# AIM:
Look through the lines below and state how many hold the word "Tipos". Write only the number.

* START ENTRIES PROVIDED *

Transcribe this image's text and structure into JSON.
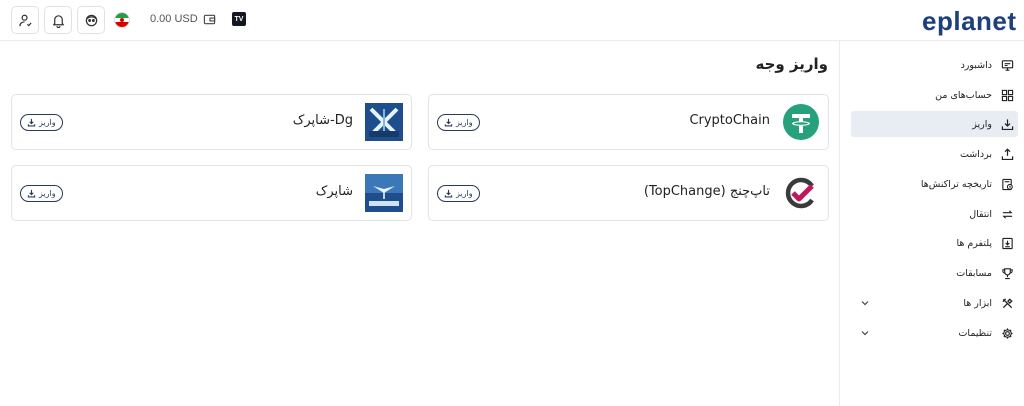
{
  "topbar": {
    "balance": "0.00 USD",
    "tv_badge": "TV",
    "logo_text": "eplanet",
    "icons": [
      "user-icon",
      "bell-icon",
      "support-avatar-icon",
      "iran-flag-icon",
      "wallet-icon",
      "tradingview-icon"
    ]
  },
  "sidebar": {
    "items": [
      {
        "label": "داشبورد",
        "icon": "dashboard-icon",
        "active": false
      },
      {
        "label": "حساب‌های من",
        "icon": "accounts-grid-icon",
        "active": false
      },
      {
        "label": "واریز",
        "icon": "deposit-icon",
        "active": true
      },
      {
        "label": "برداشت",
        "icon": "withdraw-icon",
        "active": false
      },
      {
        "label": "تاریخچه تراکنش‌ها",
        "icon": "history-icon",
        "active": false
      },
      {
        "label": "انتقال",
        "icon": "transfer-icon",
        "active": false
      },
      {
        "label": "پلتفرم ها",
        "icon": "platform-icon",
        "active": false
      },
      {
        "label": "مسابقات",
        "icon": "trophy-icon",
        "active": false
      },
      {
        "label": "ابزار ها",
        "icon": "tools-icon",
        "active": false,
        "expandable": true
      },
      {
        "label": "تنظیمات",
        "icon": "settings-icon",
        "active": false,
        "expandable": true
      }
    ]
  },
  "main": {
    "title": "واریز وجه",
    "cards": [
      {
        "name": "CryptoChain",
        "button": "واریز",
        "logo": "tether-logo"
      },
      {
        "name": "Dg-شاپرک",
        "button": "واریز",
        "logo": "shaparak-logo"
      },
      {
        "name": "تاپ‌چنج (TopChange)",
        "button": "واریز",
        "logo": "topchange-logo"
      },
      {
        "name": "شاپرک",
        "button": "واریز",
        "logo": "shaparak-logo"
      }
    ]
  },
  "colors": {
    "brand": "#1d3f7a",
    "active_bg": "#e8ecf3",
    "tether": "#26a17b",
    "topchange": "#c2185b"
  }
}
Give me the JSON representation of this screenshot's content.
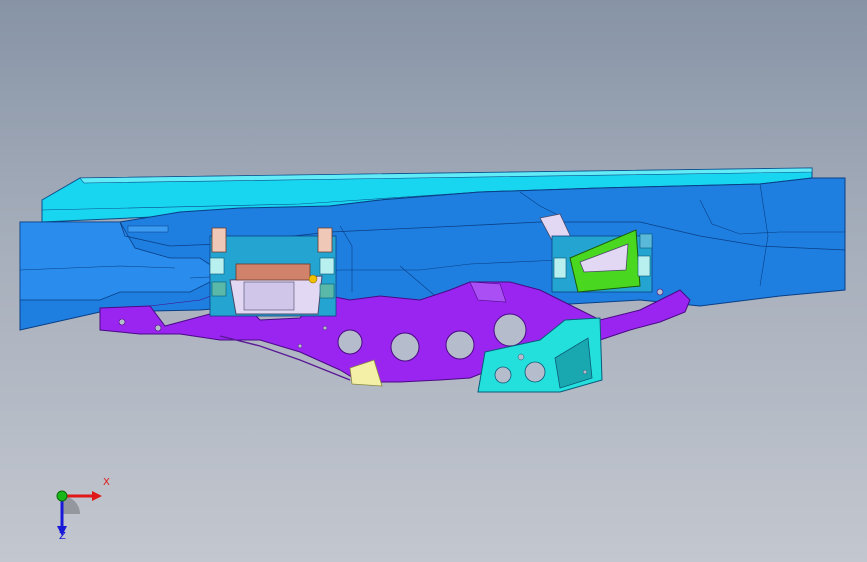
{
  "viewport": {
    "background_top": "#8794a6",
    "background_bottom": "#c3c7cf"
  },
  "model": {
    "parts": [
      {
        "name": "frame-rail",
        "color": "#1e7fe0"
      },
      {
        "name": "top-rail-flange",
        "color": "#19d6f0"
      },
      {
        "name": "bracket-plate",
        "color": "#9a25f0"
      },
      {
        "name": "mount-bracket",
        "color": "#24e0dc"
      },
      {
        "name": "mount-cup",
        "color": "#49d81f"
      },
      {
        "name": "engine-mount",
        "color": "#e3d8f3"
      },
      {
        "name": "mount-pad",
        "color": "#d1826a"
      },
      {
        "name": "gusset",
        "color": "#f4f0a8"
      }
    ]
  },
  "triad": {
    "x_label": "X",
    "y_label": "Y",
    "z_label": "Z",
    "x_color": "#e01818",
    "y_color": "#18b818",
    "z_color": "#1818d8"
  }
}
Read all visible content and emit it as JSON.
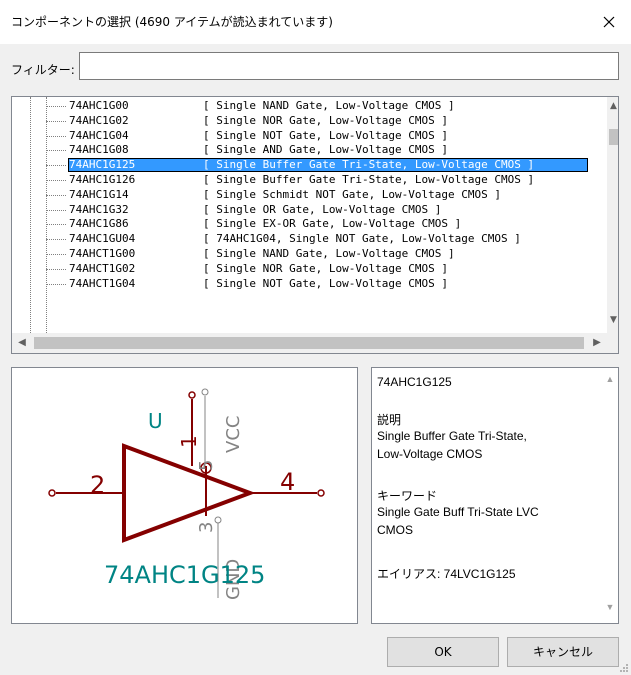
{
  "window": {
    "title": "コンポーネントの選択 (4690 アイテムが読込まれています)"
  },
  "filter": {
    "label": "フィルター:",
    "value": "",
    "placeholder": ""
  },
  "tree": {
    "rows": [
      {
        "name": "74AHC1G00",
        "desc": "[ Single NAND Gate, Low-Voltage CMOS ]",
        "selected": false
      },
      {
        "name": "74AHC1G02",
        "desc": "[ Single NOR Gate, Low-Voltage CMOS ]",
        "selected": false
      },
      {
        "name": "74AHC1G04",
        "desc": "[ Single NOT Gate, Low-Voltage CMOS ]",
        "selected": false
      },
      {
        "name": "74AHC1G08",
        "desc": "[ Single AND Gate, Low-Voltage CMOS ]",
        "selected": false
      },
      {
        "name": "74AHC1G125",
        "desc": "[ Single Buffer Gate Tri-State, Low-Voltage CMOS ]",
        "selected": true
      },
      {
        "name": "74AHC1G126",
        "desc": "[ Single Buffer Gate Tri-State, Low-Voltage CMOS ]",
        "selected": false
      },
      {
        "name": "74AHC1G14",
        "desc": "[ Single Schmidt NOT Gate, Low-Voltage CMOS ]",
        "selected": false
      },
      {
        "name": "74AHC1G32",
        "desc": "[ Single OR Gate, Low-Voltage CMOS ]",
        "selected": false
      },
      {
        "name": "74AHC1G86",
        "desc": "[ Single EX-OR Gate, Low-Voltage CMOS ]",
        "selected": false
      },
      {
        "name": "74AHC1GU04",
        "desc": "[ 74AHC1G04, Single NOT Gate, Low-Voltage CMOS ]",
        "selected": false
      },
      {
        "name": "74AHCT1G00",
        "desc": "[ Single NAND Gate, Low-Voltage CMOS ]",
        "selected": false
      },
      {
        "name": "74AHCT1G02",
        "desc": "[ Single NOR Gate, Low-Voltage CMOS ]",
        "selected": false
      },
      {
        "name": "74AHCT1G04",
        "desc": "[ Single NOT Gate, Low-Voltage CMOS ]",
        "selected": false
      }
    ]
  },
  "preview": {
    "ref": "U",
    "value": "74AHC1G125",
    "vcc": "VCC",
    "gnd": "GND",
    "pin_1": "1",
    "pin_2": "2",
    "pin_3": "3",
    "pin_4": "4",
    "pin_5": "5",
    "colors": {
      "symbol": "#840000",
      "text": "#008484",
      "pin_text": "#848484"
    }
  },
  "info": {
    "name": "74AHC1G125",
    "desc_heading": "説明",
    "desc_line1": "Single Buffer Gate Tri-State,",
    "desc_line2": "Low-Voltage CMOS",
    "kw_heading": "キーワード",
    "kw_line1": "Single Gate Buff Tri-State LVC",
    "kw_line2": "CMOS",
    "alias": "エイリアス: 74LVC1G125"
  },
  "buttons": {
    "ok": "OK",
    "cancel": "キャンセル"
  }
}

* END ENTRIES PROVIDED *
* START ENTRIES PROVIDED *

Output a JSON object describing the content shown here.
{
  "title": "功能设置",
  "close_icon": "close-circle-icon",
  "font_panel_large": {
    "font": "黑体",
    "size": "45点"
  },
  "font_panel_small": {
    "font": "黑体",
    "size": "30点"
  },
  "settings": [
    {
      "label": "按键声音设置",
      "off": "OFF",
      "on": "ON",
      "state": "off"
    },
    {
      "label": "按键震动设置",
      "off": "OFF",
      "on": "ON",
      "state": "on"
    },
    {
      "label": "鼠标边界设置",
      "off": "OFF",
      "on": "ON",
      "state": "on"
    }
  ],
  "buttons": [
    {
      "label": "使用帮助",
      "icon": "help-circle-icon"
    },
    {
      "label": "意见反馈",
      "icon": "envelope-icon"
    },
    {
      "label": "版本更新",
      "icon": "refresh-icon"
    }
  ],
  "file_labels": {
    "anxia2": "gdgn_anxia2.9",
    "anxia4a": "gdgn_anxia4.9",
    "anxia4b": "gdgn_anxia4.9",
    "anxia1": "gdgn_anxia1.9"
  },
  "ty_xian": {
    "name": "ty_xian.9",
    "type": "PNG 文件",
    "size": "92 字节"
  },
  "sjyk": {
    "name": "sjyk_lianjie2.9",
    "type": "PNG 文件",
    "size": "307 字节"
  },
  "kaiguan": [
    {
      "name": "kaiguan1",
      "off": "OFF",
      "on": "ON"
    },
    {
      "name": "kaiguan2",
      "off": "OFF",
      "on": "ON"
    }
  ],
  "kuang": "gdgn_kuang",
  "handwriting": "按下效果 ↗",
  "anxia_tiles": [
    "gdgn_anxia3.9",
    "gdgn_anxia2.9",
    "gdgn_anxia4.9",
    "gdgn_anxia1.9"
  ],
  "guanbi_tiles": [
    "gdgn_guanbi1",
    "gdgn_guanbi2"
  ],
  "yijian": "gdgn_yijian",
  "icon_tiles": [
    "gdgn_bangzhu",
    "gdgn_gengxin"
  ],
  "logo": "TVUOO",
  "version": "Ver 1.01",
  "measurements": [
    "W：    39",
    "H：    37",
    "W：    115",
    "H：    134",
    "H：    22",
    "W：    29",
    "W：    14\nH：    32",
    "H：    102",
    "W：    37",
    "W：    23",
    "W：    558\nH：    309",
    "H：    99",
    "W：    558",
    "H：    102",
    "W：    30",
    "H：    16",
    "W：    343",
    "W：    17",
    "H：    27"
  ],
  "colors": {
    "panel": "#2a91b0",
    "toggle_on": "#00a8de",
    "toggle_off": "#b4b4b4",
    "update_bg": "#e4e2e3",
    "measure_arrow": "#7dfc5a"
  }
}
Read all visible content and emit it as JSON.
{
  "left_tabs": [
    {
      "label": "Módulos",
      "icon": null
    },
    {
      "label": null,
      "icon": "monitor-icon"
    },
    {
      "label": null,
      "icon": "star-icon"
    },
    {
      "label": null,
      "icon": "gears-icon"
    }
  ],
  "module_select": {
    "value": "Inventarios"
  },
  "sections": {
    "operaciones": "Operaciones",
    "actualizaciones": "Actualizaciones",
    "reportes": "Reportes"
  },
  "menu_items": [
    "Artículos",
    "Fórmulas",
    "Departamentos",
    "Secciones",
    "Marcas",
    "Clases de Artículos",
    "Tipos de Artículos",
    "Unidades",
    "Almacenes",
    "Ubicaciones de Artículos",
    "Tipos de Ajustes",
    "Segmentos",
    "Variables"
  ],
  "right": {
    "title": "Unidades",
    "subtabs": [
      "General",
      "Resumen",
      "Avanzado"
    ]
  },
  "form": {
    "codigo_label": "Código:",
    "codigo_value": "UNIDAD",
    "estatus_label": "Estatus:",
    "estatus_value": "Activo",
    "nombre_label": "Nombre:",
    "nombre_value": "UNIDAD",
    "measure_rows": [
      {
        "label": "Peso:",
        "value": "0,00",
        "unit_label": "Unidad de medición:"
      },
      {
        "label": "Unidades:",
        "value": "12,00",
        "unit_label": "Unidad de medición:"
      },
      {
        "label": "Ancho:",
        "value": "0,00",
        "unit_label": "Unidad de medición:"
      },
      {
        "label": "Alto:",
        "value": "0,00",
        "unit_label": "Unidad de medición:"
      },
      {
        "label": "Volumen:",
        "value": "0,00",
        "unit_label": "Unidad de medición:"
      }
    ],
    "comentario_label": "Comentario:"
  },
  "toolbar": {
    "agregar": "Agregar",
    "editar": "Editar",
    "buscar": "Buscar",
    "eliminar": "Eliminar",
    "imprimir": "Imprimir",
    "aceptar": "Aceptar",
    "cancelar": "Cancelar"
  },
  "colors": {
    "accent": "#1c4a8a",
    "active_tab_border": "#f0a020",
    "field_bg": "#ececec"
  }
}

* END ENTRIES PROVIDED *
* START ENTRIES PROVIDED *

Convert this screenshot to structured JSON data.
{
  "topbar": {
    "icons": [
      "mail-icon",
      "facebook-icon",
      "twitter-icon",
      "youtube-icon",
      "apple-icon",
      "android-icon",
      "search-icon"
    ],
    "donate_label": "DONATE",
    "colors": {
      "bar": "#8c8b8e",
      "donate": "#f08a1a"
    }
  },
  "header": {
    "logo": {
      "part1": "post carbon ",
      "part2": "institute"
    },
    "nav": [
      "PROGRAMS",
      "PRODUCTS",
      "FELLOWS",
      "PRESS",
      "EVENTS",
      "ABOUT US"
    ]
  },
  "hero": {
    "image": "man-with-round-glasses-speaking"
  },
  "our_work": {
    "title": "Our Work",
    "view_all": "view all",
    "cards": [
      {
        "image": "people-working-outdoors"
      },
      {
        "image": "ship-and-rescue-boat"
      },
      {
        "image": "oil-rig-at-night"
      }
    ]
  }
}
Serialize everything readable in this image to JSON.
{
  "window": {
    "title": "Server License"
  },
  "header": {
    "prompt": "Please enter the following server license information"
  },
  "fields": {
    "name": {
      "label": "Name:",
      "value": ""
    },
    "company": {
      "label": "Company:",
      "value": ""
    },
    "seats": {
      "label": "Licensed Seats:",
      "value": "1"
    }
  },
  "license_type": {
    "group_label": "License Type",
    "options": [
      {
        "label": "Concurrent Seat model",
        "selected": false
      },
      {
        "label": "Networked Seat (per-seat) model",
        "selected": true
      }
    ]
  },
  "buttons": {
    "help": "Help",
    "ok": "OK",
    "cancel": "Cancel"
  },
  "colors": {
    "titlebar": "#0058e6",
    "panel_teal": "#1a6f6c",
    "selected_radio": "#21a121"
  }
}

* END ENTRIES PROVIDED *

# OUTPUT OF THE TASK:
2